**REQUIRED WORK:**
Extract the lines that carry the string "oriented" from the listing.

*** DATA IN THIS EXERCISE

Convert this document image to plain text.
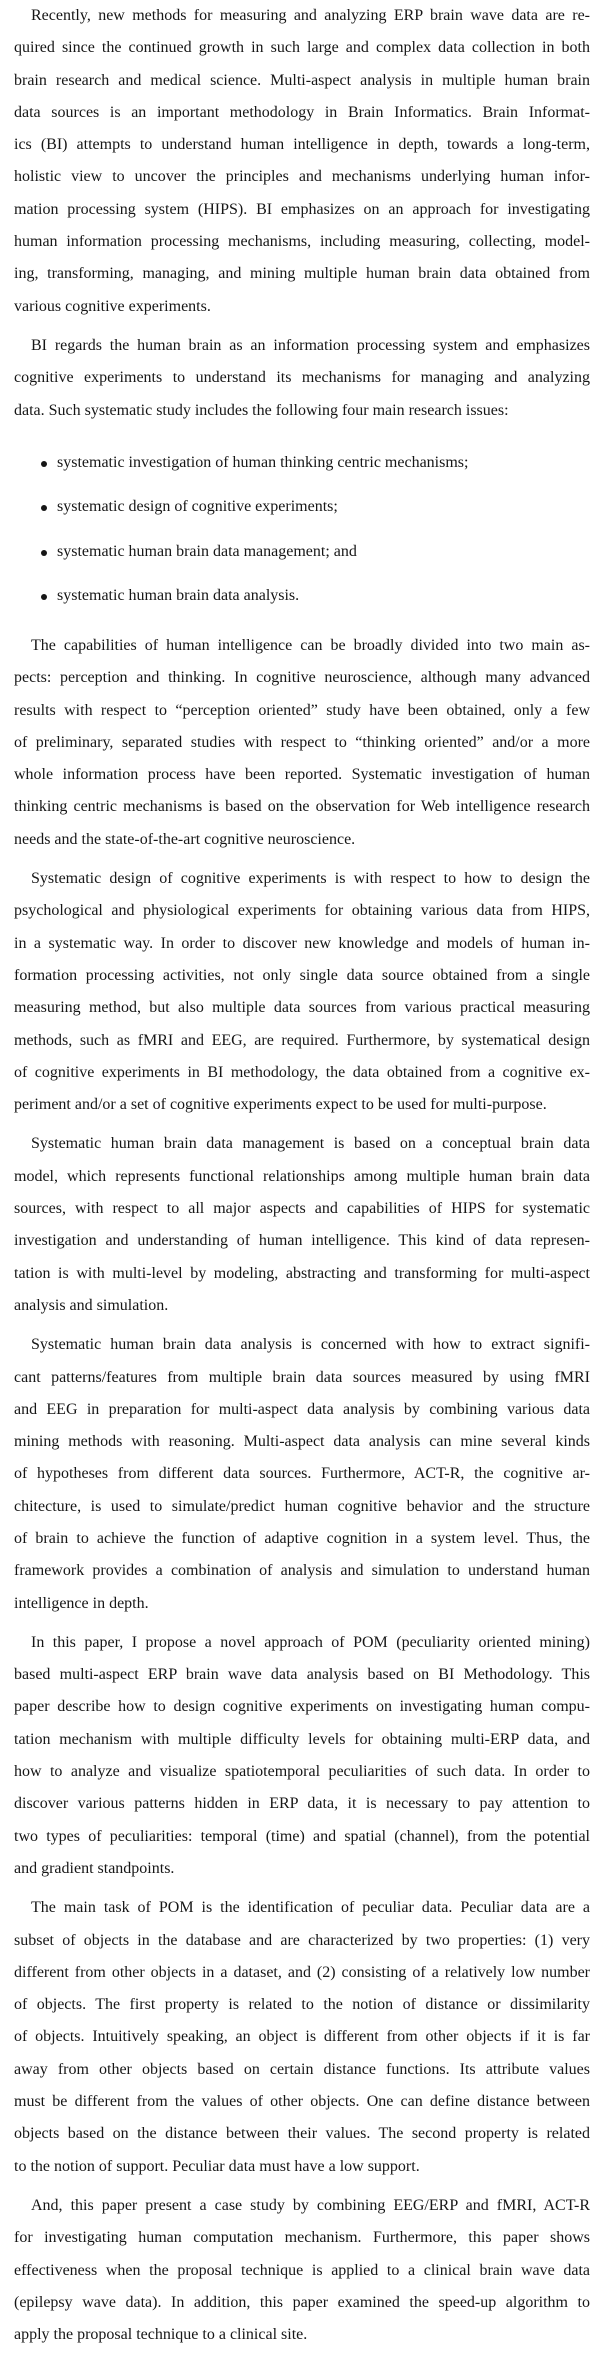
Recently, new methods for measuring and analyzing ERP brain wave data are re-
quired since the continued growth in such large and complex data collection in both
brain research and medical science. Multi-aspect analysis in multiple human brain
data sources is an important methodology in Brain Informatics. Brain Informat-
ics (BI) attempts to understand human intelligence in depth, towards a long-term,
holistic view to uncover the principles and mechanisms underlying human infor-
mation processing system (HIPS). BI emphasizes on an approach for investigating
human information processing mechanisms, including measuring, collecting, model-
ing, transforming, managing, and mining multiple human brain data obtained from
various cognitive experiments.
BI regards the human brain as an information processing system and emphasizes
cognitive experiments to understand its mechanisms for managing and analyzing
data. Such systematic study includes the following four main research issues:
systematic investigation of human thinking centric mechanisms;
systematic design of cognitive experiments;
systematic human brain data management; and
systematic human brain data analysis.
The capabilities of human intelligence can be broadly divided into two main as-
pects: perception and thinking. In cognitive neuroscience, although many advanced
results with respect to “perception oriented” study have been obtained, only a few
of preliminary, separated studies with respect to “thinking oriented” and/or a more
whole information process have been reported. Systematic investigation of human
thinking centric mechanisms is based on the observation for Web intelligence research
needs and the state-of-the-art cognitive neuroscience.
Systematic design of cognitive experiments is with respect to how to design the
psychological and physiological experiments for obtaining various data from HIPS,
in a systematic way. In order to discover new knowledge and models of human in-
formation processing activities, not only single data source obtained from a single
measuring method, but also multiple data sources from various practical measuring
methods, such as fMRI and EEG, are required. Furthermore, by systematical design
of cognitive experiments in BI methodology, the data obtained from a cognitive ex-
periment and/or a set of cognitive experiments expect to be used for multi-purpose.
Systematic human brain data management is based on a conceptual brain data
model, which represents functional relationships among multiple human brain data
sources, with respect to all major aspects and capabilities of HIPS for systematic
investigation and understanding of human intelligence. This kind of data represen-
tation is with multi-level by modeling, abstracting and transforming for multi-aspect
analysis and simulation.
Systematic human brain data analysis is concerned with how to extract signifi-
cant patterns/features from multiple brain data sources measured by using fMRI
and EEG in preparation for multi-aspect data analysis by combining various data
mining methods with reasoning. Multi-aspect data analysis can mine several kinds
of hypotheses from different data sources. Furthermore, ACT-R, the cognitive ar-
chitecture, is used to simulate/predict human cognitive behavior and the structure
of brain to achieve the function of adaptive cognition in a system level. Thus, the
framework provides a combination of analysis and simulation to understand human
intelligence in depth.
In this paper, I propose a novel approach of POM (peculiarity oriented mining)
based multi-aspect ERP brain wave data analysis based on BI Methodology. This
paper describe how to design cognitive experiments on investigating human compu-
tation mechanism with multiple difficulty levels for obtaining multi-ERP data, and
how to analyze and visualize spatiotemporal peculiarities of such data. In order to
discover various patterns hidden in ERP data, it is necessary to pay attention to
two types of peculiarities: temporal (time) and spatial (channel), from the potential
and gradient standpoints.
The main task of POM is the identification of peculiar data. Peculiar data are a
subset of objects in the database and are characterized by two properties: (1) very
different from other objects in a dataset, and (2) consisting of a relatively low number
of objects. The first property is related to the notion of distance or dissimilarity
of objects. Intuitively speaking, an object is different from other objects if it is far
away from other objects based on certain distance functions. Its attribute values
must be different from the values of other objects. One can define distance between
objects based on the distance between their values. The second property is related
to the notion of support. Peculiar data must have a low support.
And, this paper present a case study by combining EEG/ERP and fMRI, ACT-R
for investigating human computation mechanism. Furthermore, this paper shows
effectiveness when the proposal technique is applied to a clinical brain wave data
(epilepsy wave data). In addition, this paper examined the speed-up algorithm to
apply the proposal technique to a clinical site.
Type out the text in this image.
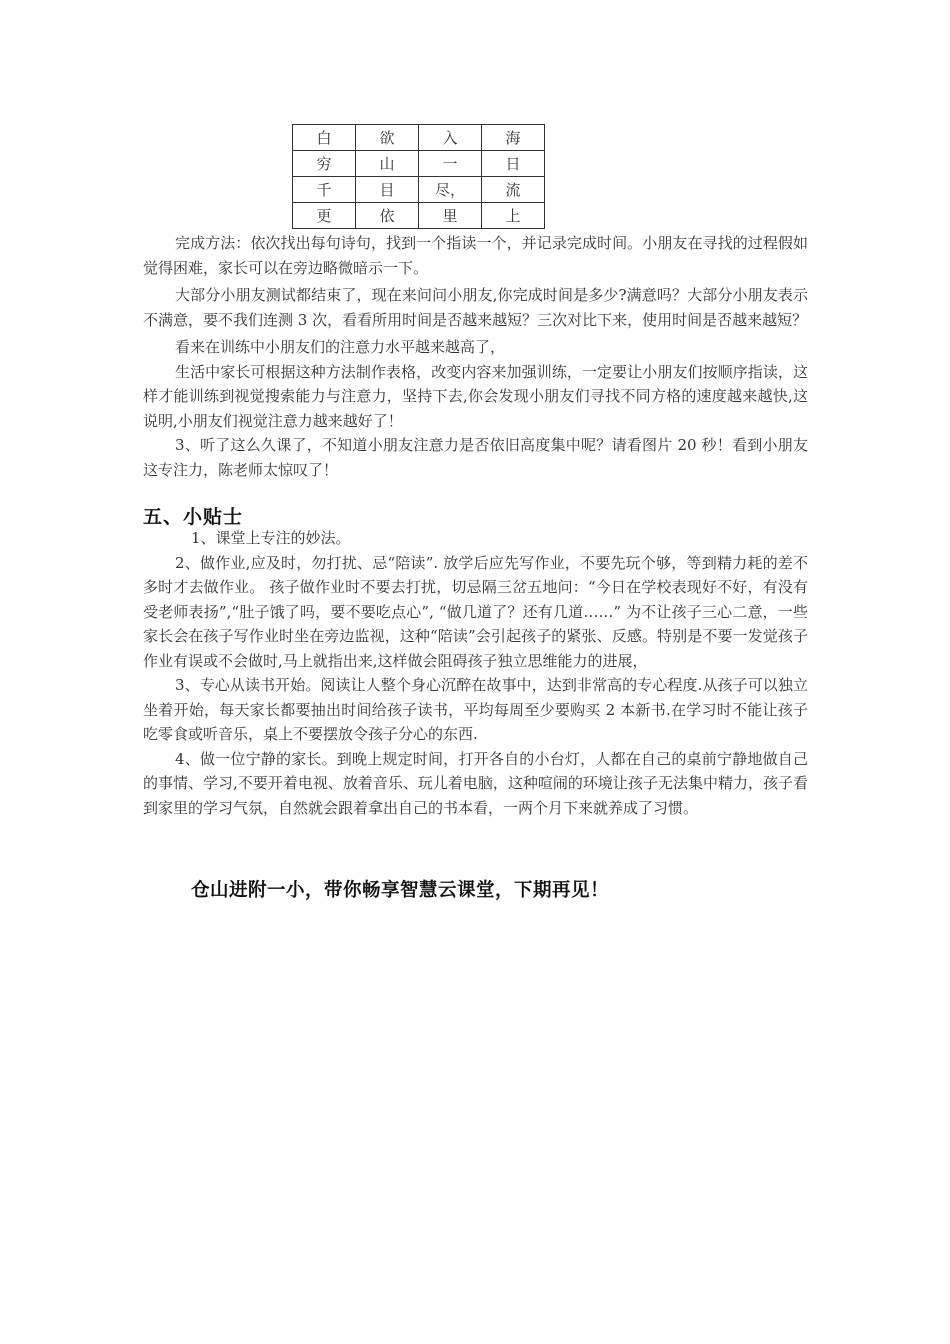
白	欲	入	海
穷	山	一	日
千	目	尽，	流
更	依	里	上

完成方法：依次找出每句诗句，找到一个指读一个，并记录完成时间。小朋友在寻找的过程假如觉得困难，家长可以在旁边略微暗示一下。

大部分小朋友测试都结束了，现在来问问小朋友,你完成时间是多少?满意吗？大部分小朋友表示不满意，要不我们连测 3 次，看看所用时间是否越来越短？三次对比下来，使用时间是否越来越短？

看来在训练中小朋友们的注意力水平越来越高了，

生活中家长可根据这种方法制作表格，改变内容来加强训练，一定要让小朋友们按顺序指读，这样才能训练到视觉搜索能力与注意力，坚持下去,你会发现小朋友们寻找不同方格的速度越来越快,这说明,小朋友们视觉注意力越来越好了！

3、听了这么久课了，不知道小朋友注意力是否依旧高度集中呢？请看图片 20 秒！看到小朋友这专注力，陈老师太惊叹了！

五、小贴士

1、课堂上专注的妙法。

2、做作业,应及时，勿打扰、忌“陪读”. 放学后应先写作业，不要先玩个够，等到精力耗的差不多时才去做作业。 孩子做作业时不要去打扰，切忌隔三岔五地问：“今日在学校表现好不好，有没有受老师表扬”,“肚子饿了吗，要不要吃点心”, “做几道了？还有几道……” 为不让孩子三心二意，一些家长会在孩子写作业时坐在旁边监视，这种“陪读”会引起孩子的紧张、反感。特别是不要一发觉孩子作业有误或不会做时,马上就指出来,这样做会阻碍孩子独立思维能力的进展，

3、专心从读书开始。阅读让人整个身心沉醉在故事中，达到非常高的专心程度.从孩子可以独立坐着开始，每天家长都要抽出时间给孩子读书，平均每周至少要购买 2 本新书.在学习时不能让孩子吃零食或听音乐，桌上不要摆放令孩子分心的东西.

4、做一位宁静的家长。到晚上规定时间，打开各自的小台灯，人都在自己的桌前宁静地做自己的事情、学习,不要开着电视、放着音乐、玩儿着电脑，这种喧闹的环境让孩子无法集中精力，孩子看到家里的学习气氛，自然就会跟着拿出自己的书本看，一两个月下来就养成了习惯。

仓山进附一小，带你畅享智慧云课堂，下期再见！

******

**REPLY TO THE EXERCISE:**
results with respect to “perception oriented” study have been obtained, only a few
of preliminary, separated studies with respect to “thinking oriented” and/or a more
In this paper, I propose a novel approach of POM (peculiarity oriented mining)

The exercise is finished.